▶ Dataset content
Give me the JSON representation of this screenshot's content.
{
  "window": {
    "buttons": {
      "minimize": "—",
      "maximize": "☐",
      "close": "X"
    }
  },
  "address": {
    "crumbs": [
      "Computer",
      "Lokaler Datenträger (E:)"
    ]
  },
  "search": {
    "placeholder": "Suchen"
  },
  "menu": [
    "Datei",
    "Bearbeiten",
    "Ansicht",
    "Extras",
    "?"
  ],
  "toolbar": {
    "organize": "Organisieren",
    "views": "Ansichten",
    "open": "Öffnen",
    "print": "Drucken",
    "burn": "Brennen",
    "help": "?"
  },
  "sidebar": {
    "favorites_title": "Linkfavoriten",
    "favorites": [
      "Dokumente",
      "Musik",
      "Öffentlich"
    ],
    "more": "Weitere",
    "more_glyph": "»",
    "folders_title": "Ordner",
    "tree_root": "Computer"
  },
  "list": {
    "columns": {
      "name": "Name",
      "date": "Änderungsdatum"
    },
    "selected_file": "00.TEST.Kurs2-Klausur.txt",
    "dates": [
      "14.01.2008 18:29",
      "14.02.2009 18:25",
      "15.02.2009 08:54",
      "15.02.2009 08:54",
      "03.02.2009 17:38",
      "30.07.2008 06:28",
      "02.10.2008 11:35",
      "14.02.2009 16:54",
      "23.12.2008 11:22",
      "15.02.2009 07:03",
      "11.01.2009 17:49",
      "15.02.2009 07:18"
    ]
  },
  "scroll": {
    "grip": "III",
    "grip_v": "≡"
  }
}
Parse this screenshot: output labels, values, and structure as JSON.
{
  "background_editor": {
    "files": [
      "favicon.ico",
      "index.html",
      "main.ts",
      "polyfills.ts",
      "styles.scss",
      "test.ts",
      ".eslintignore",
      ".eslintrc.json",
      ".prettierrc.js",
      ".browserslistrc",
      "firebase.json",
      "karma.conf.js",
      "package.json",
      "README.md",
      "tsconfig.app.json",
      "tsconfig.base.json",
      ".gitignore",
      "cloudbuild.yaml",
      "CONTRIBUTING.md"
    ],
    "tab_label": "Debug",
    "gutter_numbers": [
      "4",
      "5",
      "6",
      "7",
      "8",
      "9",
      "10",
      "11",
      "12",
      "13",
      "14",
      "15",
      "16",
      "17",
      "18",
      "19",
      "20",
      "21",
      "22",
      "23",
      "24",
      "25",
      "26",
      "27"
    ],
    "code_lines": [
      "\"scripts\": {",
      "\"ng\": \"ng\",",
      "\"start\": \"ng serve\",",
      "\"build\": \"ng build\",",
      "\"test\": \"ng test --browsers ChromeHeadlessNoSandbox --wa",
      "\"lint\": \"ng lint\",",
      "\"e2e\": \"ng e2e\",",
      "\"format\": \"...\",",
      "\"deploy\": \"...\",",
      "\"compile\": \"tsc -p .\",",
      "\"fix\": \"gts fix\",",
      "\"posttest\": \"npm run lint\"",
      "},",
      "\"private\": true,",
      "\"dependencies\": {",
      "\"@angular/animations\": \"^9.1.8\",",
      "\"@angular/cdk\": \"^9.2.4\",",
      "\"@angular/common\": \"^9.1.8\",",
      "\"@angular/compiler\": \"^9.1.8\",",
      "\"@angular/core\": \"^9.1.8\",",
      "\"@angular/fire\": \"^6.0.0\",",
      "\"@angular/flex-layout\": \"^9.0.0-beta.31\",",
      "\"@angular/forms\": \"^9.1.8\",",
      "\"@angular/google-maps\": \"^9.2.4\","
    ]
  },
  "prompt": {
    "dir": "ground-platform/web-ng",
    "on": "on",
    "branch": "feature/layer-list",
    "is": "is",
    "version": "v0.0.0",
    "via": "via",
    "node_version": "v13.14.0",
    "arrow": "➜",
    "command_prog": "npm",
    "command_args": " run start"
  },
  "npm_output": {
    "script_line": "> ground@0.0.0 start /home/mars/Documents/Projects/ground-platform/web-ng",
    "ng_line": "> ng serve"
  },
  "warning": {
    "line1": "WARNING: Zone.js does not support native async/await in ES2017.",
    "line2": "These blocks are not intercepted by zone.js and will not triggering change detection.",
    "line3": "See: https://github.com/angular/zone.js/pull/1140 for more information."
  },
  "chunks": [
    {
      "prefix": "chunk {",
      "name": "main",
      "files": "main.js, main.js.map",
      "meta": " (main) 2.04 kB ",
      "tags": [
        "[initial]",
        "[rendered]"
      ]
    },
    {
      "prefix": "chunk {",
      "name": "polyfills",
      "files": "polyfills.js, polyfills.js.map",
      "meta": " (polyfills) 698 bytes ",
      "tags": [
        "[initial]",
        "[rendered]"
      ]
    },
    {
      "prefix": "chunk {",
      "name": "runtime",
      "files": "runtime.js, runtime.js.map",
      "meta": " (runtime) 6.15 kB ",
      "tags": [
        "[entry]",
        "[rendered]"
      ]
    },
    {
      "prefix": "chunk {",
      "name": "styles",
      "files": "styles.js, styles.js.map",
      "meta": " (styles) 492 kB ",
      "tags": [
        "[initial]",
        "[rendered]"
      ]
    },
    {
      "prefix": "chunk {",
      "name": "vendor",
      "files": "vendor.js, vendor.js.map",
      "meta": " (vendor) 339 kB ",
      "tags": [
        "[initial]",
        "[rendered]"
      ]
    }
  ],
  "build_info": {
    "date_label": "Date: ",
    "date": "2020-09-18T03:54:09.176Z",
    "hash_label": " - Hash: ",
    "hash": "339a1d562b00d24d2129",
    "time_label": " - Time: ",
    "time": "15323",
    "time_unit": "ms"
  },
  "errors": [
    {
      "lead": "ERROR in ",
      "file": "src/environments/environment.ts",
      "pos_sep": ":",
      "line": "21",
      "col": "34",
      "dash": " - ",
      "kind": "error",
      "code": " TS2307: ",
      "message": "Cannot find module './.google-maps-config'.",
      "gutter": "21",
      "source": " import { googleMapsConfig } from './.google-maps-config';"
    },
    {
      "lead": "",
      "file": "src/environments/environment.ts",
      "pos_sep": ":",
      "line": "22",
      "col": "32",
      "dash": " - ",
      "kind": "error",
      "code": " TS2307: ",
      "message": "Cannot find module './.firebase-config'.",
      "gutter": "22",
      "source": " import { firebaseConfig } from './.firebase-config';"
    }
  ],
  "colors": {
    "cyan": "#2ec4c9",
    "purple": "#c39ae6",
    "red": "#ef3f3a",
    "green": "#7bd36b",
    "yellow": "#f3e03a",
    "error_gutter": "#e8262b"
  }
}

▶ Task instructions
Repeat the material above in full, exactly as it stands.

▶ Worked answer
Give me the JSON representation of this screenshot's content.
{
  "window": {
    "buttons": {
      "minimize": "—",
      "maximize": "☐",
      "close": "X"
    }
  },
  "address": {
    "crumbs": [
      "Computer",
      "Lokaler Datenträger (E:)"
    ]
  },
  "search": {
    "placeholder": "Suchen"
  },
  "menu": [
    "Datei",
    "Bearbeiten",
    "Ansicht",
    "Extras",
    "?"
  ],
  "toolbar": {
    "organize": "Organisieren",
    "views": "Ansichten",
    "open": "Öffnen",
    "print": "Drucken",
    "burn": "Brennen",
    "help": "?"
  },
  "sidebar": {
    "favorites_title": "Linkfavoriten",
    "favorites": [
      "Dokumente",
      "Musik",
      "Öffentlich"
    ],
    "more": "Weitere",
    "more_glyph": "»",
    "folders_title": "Ordner",
    "tree_root": "Computer"
  },
  "list": {
    "columns": {
      "name": "Name",
      "date": "Änderungsdatum"
    },
    "selected_file": "00.TEST.Kurs2-Klausur.txt",
    "dates": [
      "14.01.2008 18:29",
      "14.02.2009 18:25",
      "15.02.2009 08:54",
      "15.02.2009 08:54",
      "03.02.2009 17:38",
      "30.07.2008 06:28",
      "02.10.2008 11:35",
      "14.02.2009 16:54",
      "23.12.2008 11:22",
      "15.02.2009 07:03",
      "11.01.2009 17:49",
      "15.02.2009 07:18"
    ]
  },
  "scroll": {
    "grip": "III",
    "grip_v": "≡"
  }
}
Parse this screenshot: output labels, values, and structure as JSON.
{
  "background_editor": {
    "files": [
      "favicon.ico",
      "index.html",
      "main.ts",
      "polyfills.ts",
      "styles.scss",
      "test.ts",
      ".eslintignore",
      ".eslintrc.json",
      ".prettierrc.js",
      ".browserslistrc",
      "firebase.json",
      "karma.conf.js",
      "package.json",
      "README.md",
      "tsconfig.app.json",
      "tsconfig.base.json",
      ".gitignore",
      "cloudbuild.yaml",
      "CONTRIBUTING.md"
    ],
    "tab_label": "Debug",
    "gutter_numbers": [
      "4",
      "5",
      "6",
      "7",
      "8",
      "9",
      "10",
      "11",
      "12",
      "13",
      "14",
      "15",
      "16",
      "17",
      "18",
      "19",
      "20",
      "21",
      "22",
      "23",
      "24",
      "25",
      "26",
      "27"
    ],
    "code_lines": [
      "\"scripts\": {",
      "\"ng\": \"ng\",",
      "\"start\": \"ng serve\",",
      "\"build\": \"ng build\",",
      "\"test\": \"ng test --browsers ChromeHeadlessNoSandbox --wa",
      "\"lint\": \"ng lint\",",
      "\"e2e\": \"ng e2e\",",
      "\"format\": \"...\",",
      "\"deploy\": \"...\",",
      "\"compile\": \"tsc -p .\",",
      "\"fix\": \"gts fix\",",
      "\"posttest\": \"npm run lint\"",
      "},",
      "\"private\": true,",
      "\"dependencies\": {",
      "\"@angular/animations\": \"^9.1.8\",",
      "\"@angular/cdk\": \"^9.2.4\",",
      "\"@angular/common\": \"^9.1.8\",",
      "\"@angular/compiler\": \"^9.1.8\",",
      "\"@angular/core\": \"^9.1.8\",",
      "\"@angular/fire\": \"^6.0.0\",",
      "\"@angular/flex-layout\": \"^9.0.0-beta.31\",",
      "\"@angular/forms\": \"^9.1.8\",",
      "\"@angular/google-maps\": \"^9.2.4\","
    ]
  },
  "prompt": {
    "dir": "ground-platform/web-ng",
    "on": "on",
    "branch": "feature/layer-list",
    "is": "is",
    "version": "v0.0.0",
    "via": "via",
    "node_version": "v13.14.0",
    "arrow": "➜",
    "command_prog": "npm",
    "command_args": " run start"
  },
  "npm_output": {
    "script_line": "> ground@0.0.0 start /home/mars/Documents/Projects/ground-platform/web-ng",
    "ng_line": "> ng serve"
  },
  "warning": {
    "line1": "WARNING: Zone.js does not support native async/await in ES2017.",
    "line2": "These blocks are not intercepted by zone.js and will not triggering change detection.",
    "line3": "See: https://github.com/angular/zone.js/pull/1140 for more information."
  },
  "chunks": [
    {
      "prefix": "chunk {",
      "name": "main",
      "files": "main.js, main.js.map",
      "meta": " (main) 2.04 kB ",
      "tags": [
        "[initial]",
        "[rendered]"
      ]
    },
    {
      "prefix": "chunk {",
      "name": "polyfills",
      "files": "polyfills.js, polyfills.js.map",
      "meta": " (polyfills) 698 bytes ",
      "tags": [
        "[initial]",
        "[rendered]"
      ]
    },
    {
      "prefix": "chunk {",
      "name": "runtime",
      "files": "runtime.js, runtime.js.map",
      "meta": " (runtime) 6.15 kB ",
      "tags": [
        "[entry]",
        "[rendered]"
      ]
    },
    {
      "prefix": "chunk {",
      "name": "styles",
      "files": "styles.js, styles.js.map",
      "meta": " (styles) 492 kB ",
      "tags": [
        "[initial]",
        "[rendered]"
      ]
    },
    {
      "prefix": "chunk {",
      "name": "vendor",
      "files": "vendor.js, vendor.js.map",
      "meta": " (vendor) 339 kB ",
      "tags": [
        "[initial]",
        "[rendered]"
      ]
    }
  ],
  "build_info": {
    "date_label": "Date: ",
    "date": "2020-09-18T03:54:09.176Z",
    "hash_label": " - Hash: ",
    "hash": "339a1d562b00d24d2129",
    "time_label": " - Time: ",
    "time": "15323",
    "time_unit": "ms"
  },
  "errors": [
    {
      "lead": "ERROR in ",
      "file": "src/environments/environment.ts",
      "pos_sep": ":",
      "line": "21",
      "col": "34",
      "dash": " - ",
      "kind": "error",
      "code": " TS2307: ",
      "message": "Cannot find module './.google-maps-config'.",
      "gutter": "21",
      "source": " import { googleMapsConfig } from './.google-maps-config';"
    },
    {
      "lead": "",
      "file": "src/environments/environment.ts",
      "pos_sep": ":",
      "line": "22",
      "col": "32",
      "dash": " - ",
      "kind": "error",
      "code": " TS2307: ",
      "message": "Cannot find module './.firebase-config'.",
      "gutter": "22",
      "source": " import { firebaseConfig } from './.firebase-config';"
    }
  ],
  "colors": {
    "cyan": "#2ec4c9",
    "purple": "#c39ae6",
    "red": "#ef3f3a",
    "green": "#7bd36b",
    "yellow": "#f3e03a",
    "error_gutter": "#e8262b"
  }
}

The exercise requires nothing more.